Challenge A: Transcribe the passage on Denis Papin from "Huygens sent him" up to and including "institution in 1680.", keeping every character unchanged.
Challenge B:
Answer these questions from the passage on Denis Papin:
(i) Whose assistant did Papin become in 1679?
(ii) At which university was he appointed professor of mathematics in 1687?
(iii) Who destroyed his first steamship?

Document section:
+++
Huygens sent him to England where he worked with Robert Boyle, a physicist and a chemist, one of thegreatest scholars of his time. They worked on a machine using air pressure and in 1679 added the finishing touches to the well-known “cooking pot”, the original model for all modern pressure-cookers – it is he who invented the famous “safety valve”.
In 1679, he became the assistant of Robert Hooke, a mathematician and an astronomer belonging to the Royal Society of Physics in London – Papin himself became a member of this illustrious institution in 1680.
Banished from France by the Revocation
In 1685, due to the Revocation of the Edict of Nantes, Denis Papin had to give up any idea of returning to France as he was determined to remain loyal to his protestant faith.
In 1687, the Elector of Hesse-Cassel appointed him professor of mathematics at the University of Marburg. Here he built various remarkable machines ; a centrifugal ventilator to provide air for the mines, a machine for making plate glass for windows, another for pumping water out of salt mines etc. But he concentrated all his efforts on building a steam engine and in 1705 he achieved his aim, (the engine was described in a book written in Latin in 1707). In 1707, he also built his first steamship ; sadly, this was destroyed by boatmen who were jealous of this new invention and thought that it might cause them to lose their jobs. So he went back to England, where he tried to do more experiments but without success. He died in London, around 1712, in poverty and forgotten by all.
+++
Data lines:
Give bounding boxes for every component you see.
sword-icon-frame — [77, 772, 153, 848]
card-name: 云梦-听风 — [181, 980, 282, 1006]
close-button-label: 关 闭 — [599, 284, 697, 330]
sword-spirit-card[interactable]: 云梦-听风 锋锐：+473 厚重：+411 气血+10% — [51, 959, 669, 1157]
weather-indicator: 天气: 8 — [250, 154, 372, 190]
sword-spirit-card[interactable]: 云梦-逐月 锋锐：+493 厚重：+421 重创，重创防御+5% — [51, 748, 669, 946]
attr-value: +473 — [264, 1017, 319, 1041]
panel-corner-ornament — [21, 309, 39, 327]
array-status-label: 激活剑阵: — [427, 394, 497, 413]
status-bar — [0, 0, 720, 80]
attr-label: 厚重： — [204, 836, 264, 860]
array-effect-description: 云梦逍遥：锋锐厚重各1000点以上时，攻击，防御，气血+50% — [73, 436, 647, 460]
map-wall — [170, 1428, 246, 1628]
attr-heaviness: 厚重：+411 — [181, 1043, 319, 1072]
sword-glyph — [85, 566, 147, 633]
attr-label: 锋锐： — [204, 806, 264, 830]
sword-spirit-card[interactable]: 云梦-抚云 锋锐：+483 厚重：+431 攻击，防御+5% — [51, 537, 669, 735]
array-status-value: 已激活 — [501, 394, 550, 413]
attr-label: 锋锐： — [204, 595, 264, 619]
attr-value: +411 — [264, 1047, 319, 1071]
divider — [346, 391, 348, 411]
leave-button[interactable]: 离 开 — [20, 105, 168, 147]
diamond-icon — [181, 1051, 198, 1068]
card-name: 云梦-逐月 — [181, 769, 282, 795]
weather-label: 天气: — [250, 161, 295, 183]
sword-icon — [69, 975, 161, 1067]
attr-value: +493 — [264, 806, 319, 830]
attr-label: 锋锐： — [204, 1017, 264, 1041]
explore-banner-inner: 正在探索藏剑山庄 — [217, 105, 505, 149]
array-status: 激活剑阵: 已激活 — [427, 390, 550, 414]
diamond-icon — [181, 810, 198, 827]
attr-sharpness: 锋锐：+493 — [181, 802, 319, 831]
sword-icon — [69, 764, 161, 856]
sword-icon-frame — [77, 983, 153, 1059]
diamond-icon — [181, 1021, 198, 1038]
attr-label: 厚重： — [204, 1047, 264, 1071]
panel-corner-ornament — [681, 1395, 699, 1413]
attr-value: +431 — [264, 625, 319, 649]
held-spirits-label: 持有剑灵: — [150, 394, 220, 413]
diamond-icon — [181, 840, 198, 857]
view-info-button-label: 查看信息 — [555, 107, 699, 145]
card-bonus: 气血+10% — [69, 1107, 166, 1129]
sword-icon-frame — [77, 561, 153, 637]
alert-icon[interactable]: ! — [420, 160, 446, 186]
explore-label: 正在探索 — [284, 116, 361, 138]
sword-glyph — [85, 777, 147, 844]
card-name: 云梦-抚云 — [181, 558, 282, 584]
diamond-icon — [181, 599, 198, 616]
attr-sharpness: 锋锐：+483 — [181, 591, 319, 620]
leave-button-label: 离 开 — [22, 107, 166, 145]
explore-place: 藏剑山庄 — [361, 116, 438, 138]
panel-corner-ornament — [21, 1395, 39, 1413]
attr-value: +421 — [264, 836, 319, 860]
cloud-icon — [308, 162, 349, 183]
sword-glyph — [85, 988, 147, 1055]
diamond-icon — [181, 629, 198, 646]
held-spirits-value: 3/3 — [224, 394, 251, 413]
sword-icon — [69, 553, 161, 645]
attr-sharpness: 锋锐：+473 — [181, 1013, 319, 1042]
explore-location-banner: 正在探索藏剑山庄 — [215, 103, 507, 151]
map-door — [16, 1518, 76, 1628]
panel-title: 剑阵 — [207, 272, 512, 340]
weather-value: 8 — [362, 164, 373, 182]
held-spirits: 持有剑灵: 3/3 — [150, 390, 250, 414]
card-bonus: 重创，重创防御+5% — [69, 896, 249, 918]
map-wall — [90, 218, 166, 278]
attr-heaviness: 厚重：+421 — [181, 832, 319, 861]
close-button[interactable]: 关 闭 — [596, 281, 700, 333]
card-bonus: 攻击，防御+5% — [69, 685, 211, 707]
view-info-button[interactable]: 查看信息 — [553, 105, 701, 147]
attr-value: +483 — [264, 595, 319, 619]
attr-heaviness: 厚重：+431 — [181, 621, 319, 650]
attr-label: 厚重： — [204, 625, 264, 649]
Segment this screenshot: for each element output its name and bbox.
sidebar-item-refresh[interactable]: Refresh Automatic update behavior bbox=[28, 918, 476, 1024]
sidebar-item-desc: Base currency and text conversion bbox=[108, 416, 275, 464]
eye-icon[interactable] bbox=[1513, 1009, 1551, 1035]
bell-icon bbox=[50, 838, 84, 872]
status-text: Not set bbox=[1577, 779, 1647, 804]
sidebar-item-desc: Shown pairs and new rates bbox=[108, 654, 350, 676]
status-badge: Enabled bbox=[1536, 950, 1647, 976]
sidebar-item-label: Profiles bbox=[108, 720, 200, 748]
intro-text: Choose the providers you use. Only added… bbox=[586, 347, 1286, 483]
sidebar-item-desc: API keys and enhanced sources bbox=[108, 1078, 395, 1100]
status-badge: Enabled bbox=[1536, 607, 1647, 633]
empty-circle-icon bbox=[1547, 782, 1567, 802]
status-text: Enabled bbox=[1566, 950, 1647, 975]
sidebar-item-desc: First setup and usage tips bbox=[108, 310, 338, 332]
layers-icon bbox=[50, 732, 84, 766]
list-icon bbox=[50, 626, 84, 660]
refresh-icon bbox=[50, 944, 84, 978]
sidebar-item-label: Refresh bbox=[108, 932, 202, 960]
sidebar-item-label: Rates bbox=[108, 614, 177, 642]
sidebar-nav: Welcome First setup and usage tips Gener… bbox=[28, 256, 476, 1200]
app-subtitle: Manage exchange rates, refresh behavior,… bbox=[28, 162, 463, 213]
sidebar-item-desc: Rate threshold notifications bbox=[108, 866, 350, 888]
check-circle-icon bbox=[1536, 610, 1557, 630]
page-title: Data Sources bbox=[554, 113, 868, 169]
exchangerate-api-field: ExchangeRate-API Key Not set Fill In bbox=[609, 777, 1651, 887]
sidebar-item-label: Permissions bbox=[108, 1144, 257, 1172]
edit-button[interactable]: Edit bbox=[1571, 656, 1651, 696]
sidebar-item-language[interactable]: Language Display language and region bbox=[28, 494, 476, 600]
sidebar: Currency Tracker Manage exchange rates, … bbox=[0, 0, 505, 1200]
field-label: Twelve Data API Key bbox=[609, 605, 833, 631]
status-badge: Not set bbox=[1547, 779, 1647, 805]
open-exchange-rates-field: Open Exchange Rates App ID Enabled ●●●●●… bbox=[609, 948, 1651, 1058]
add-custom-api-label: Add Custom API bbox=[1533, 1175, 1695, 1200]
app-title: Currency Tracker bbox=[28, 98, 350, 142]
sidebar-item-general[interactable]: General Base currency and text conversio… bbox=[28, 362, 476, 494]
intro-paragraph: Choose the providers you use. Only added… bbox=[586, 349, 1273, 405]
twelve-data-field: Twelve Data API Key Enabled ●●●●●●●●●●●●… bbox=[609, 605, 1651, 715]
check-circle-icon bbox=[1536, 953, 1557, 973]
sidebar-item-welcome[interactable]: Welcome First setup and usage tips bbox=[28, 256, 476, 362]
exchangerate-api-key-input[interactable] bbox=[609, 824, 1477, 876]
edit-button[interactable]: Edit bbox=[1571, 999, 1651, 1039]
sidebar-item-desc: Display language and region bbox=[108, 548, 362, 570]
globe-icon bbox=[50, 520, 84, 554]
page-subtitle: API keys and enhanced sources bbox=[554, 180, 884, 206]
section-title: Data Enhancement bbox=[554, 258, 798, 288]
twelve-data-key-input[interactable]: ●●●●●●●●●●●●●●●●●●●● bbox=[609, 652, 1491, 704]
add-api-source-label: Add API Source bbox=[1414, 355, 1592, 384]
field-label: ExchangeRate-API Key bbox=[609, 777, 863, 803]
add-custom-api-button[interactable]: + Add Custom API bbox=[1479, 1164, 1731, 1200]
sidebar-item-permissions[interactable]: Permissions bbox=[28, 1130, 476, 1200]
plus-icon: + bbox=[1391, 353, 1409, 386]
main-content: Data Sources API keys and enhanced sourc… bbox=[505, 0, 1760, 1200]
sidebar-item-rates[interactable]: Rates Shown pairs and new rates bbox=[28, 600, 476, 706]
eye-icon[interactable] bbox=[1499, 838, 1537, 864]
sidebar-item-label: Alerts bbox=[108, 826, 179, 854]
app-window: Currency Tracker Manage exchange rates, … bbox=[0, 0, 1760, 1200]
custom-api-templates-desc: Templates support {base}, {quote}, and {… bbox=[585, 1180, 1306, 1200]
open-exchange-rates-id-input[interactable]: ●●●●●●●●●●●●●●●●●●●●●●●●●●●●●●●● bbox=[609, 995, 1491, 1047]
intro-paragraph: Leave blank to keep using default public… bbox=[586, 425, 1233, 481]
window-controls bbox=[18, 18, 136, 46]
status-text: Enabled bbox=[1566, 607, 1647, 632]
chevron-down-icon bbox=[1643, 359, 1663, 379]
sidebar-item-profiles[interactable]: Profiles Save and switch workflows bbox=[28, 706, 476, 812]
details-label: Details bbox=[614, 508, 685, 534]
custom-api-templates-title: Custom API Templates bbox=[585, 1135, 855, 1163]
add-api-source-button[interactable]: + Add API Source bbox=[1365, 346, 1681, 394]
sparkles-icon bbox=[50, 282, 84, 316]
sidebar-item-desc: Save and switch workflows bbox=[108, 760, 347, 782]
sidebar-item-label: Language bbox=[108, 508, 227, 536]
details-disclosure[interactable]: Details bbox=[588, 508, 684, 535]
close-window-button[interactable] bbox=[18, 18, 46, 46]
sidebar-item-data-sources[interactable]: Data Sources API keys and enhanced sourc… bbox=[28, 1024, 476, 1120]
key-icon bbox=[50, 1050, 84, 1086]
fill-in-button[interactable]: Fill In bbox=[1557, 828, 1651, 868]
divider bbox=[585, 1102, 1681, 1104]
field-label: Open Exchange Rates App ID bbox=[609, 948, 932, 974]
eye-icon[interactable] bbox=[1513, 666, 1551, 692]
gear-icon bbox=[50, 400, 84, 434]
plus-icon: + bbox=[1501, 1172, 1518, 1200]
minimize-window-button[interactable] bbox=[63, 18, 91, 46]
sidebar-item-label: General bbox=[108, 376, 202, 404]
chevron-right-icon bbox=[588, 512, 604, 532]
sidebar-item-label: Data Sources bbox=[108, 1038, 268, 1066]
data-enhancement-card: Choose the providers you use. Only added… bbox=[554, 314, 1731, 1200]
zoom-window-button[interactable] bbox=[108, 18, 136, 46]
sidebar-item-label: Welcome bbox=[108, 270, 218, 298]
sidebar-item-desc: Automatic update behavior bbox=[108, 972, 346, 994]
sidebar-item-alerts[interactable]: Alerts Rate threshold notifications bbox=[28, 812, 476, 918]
+++
Final result A:
Huygens sent him to England where he worked with Robert Boyle, a physicist and a chemist, one of thegreatest scholars of his time. They worked on a machine using air pressure and in 1679 added the finishing touches to the well-known “cooking pot”, the original model for all modern pressure-cookers – it is he who invented the famous “safety valve”.
In 1679, he became the assistant of Robert Hooke, a mathematician and an astronomer belonging to the Royal Society of Physics in London – Papin himself became a member of this illustrious institution in 1680.

Final result B:
(i) Robert Hooke
(ii) The University of Marburg
(iii) Boatmen who were jealous of the new invention